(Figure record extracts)
— Begin —

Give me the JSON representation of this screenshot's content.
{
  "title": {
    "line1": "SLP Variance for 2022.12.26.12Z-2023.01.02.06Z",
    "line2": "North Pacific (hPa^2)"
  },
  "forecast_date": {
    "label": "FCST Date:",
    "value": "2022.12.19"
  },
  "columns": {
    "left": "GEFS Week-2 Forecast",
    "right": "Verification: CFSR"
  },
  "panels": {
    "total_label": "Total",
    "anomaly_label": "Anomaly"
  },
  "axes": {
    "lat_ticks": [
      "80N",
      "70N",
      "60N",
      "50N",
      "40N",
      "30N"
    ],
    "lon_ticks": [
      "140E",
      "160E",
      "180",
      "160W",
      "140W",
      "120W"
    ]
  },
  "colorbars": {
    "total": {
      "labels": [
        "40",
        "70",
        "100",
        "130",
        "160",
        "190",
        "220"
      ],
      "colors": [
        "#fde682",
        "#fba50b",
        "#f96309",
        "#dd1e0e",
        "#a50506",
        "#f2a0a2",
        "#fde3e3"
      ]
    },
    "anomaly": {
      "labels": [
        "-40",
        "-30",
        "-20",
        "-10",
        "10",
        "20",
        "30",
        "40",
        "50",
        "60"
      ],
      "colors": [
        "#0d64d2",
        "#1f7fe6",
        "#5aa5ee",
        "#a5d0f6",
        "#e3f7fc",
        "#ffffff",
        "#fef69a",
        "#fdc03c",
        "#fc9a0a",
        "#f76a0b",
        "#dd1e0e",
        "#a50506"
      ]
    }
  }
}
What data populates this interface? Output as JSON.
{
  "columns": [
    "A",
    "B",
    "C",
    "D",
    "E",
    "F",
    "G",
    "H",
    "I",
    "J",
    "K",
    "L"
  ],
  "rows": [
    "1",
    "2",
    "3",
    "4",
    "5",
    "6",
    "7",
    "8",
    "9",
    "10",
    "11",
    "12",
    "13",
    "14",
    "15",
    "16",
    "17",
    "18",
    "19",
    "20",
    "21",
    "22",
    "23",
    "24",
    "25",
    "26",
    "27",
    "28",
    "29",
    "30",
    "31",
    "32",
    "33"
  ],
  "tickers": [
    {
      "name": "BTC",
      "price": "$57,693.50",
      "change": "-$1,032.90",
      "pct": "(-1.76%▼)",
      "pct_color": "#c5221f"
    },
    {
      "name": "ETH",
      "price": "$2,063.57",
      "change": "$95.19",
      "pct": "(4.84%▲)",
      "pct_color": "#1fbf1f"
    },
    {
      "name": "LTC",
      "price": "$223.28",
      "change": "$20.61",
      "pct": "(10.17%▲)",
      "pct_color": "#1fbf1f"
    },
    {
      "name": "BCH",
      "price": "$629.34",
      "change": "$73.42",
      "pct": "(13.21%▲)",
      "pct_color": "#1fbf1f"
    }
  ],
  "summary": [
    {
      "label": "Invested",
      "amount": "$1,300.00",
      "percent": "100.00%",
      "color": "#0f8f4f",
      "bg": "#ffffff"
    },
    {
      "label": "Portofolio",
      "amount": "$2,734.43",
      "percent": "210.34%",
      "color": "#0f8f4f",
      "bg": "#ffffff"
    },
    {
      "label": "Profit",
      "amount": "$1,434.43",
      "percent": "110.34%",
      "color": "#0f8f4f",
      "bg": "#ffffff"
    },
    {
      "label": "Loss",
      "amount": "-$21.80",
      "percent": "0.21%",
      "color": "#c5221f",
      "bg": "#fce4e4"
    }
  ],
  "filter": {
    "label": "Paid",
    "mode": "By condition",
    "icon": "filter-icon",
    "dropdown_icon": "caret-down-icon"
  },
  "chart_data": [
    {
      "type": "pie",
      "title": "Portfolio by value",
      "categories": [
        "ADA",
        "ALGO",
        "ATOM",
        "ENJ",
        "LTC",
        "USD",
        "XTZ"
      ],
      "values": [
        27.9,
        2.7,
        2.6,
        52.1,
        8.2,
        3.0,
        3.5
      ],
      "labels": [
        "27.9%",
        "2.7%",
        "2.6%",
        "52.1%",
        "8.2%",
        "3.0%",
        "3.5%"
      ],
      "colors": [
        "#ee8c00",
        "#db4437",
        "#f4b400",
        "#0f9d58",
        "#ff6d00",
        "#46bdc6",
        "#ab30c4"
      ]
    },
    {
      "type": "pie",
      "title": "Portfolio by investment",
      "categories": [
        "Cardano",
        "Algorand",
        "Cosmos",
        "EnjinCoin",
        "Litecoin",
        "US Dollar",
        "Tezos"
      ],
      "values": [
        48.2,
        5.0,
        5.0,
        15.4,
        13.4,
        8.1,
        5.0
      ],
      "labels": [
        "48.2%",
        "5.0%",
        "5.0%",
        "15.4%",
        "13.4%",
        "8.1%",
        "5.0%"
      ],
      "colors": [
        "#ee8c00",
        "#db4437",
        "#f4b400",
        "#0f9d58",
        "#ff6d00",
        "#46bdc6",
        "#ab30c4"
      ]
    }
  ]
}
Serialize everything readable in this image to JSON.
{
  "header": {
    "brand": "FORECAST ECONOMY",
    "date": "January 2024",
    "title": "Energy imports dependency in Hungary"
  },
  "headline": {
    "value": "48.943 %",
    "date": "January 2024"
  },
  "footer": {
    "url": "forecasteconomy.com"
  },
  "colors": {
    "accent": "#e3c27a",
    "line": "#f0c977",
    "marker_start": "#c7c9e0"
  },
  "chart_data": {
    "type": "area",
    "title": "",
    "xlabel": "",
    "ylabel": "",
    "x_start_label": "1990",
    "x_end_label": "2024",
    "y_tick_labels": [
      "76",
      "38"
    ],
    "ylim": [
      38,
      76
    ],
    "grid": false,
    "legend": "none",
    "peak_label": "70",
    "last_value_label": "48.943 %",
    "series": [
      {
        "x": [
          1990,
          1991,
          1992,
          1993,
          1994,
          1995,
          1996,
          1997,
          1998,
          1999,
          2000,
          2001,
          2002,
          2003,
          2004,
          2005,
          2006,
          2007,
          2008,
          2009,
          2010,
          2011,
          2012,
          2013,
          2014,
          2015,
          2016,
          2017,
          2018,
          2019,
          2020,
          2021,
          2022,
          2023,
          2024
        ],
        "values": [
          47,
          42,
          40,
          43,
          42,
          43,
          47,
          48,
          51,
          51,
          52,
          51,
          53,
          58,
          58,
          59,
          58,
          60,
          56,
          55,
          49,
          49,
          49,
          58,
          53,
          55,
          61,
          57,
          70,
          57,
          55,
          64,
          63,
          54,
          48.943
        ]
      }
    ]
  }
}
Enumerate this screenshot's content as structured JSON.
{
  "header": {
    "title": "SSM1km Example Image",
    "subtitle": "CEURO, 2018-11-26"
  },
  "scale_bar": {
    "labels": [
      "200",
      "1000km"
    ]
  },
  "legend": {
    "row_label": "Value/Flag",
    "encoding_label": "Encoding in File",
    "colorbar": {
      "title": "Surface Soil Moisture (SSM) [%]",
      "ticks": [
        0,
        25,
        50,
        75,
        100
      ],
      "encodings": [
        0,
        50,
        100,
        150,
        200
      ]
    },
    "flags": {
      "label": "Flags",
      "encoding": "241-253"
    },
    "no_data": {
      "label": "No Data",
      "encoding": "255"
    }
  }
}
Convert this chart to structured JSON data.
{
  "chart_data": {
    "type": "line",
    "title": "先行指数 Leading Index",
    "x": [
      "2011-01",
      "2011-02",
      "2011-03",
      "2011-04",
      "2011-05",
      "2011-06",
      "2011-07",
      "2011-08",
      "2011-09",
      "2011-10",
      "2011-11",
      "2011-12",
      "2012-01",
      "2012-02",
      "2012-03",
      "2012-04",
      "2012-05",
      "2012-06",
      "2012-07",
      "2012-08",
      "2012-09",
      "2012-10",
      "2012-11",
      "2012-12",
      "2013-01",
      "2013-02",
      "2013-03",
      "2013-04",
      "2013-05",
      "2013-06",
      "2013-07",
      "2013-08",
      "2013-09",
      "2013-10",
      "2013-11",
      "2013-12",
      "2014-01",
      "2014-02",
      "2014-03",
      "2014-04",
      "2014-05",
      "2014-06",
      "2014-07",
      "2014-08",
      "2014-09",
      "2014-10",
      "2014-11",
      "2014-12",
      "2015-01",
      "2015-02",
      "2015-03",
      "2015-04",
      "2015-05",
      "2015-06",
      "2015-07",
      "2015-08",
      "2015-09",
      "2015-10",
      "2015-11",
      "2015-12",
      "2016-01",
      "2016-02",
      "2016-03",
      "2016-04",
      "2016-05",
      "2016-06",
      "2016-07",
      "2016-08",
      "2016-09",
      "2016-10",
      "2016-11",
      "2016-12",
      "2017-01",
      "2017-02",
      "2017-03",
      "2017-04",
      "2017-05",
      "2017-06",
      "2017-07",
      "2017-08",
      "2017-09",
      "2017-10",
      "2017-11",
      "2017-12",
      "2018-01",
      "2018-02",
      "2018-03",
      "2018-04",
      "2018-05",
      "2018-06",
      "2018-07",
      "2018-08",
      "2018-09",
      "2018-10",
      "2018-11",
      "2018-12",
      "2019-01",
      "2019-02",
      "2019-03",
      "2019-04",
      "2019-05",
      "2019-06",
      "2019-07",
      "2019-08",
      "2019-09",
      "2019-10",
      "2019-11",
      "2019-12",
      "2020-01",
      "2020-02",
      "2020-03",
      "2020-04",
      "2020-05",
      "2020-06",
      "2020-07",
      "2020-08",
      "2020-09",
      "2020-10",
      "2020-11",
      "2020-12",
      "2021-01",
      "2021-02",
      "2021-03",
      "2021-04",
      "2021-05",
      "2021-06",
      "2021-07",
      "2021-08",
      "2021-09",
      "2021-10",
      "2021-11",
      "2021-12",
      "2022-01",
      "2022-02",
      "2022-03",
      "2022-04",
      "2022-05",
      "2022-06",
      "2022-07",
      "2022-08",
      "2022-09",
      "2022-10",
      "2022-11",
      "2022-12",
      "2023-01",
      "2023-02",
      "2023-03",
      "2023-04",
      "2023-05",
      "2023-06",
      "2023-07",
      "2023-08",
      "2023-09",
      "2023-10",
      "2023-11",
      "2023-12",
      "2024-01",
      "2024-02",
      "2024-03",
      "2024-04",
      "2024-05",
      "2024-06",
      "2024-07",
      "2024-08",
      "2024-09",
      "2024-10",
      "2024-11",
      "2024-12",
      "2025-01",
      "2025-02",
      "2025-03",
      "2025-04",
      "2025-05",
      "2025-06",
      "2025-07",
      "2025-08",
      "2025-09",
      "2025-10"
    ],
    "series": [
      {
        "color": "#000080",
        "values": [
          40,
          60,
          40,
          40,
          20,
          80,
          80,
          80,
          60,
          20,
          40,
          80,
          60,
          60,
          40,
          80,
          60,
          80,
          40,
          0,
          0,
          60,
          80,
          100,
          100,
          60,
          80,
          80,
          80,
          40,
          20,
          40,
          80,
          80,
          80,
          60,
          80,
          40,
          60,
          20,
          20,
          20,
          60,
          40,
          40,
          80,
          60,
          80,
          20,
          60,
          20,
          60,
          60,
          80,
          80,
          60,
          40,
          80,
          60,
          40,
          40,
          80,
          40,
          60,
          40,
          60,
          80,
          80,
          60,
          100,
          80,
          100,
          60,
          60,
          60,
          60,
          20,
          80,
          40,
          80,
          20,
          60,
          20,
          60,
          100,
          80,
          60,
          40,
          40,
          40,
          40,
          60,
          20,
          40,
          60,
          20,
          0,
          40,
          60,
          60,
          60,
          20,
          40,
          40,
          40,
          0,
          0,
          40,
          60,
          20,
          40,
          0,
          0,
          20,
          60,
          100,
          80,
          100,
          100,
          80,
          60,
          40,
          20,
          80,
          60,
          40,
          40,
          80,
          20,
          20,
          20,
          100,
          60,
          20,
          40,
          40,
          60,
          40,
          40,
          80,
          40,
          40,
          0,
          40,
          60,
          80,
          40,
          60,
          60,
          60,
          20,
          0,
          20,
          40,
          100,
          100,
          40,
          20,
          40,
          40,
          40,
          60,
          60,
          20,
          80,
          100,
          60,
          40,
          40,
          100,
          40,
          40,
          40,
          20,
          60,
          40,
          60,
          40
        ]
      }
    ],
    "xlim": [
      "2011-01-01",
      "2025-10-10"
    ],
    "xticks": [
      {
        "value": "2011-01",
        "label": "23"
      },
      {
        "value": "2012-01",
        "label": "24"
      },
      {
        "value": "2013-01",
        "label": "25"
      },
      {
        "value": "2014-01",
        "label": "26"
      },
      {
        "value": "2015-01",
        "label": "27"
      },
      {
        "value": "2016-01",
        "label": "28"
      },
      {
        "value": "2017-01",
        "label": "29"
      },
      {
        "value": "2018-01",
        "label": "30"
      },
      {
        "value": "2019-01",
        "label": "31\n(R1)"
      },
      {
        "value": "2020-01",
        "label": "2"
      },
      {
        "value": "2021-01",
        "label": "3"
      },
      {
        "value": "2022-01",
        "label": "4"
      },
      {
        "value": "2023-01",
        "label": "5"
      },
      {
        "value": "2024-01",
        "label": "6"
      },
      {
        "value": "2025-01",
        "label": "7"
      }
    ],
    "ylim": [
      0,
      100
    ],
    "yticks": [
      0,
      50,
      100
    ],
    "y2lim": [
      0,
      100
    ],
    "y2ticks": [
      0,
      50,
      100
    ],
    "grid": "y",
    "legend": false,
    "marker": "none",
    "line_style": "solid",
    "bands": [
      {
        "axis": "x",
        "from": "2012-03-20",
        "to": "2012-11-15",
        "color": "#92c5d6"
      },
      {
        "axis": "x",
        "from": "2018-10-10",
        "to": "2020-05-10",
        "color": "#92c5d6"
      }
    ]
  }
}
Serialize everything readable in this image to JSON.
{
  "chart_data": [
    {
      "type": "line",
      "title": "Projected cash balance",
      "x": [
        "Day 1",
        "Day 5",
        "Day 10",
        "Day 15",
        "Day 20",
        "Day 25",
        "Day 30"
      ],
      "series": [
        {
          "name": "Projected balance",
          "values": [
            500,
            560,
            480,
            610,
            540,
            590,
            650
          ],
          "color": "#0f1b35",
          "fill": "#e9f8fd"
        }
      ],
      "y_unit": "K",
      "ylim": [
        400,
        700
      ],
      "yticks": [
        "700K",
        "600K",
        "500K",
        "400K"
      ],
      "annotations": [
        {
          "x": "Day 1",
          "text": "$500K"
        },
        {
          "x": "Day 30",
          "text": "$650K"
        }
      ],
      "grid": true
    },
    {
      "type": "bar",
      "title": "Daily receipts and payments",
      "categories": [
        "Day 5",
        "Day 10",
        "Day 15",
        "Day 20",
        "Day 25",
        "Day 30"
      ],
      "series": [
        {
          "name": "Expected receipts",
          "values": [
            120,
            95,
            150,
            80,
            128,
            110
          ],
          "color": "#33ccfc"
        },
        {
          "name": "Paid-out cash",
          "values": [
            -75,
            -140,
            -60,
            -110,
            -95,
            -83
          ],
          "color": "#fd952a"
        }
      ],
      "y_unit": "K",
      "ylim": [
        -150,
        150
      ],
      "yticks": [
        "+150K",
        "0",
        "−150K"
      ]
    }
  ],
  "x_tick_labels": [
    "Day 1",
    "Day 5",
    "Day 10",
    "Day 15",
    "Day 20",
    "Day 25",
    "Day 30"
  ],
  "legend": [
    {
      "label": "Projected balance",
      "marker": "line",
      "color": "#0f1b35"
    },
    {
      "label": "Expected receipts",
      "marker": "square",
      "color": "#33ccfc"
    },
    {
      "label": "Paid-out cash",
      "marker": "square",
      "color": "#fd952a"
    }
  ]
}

— End —

__Job__:
Every line containing the string "cash" must be listed.

__Output for this task__:
      "title": "Projected cash balance",
          "name": "Paid-out cash",
      "label": "Paid-out cash",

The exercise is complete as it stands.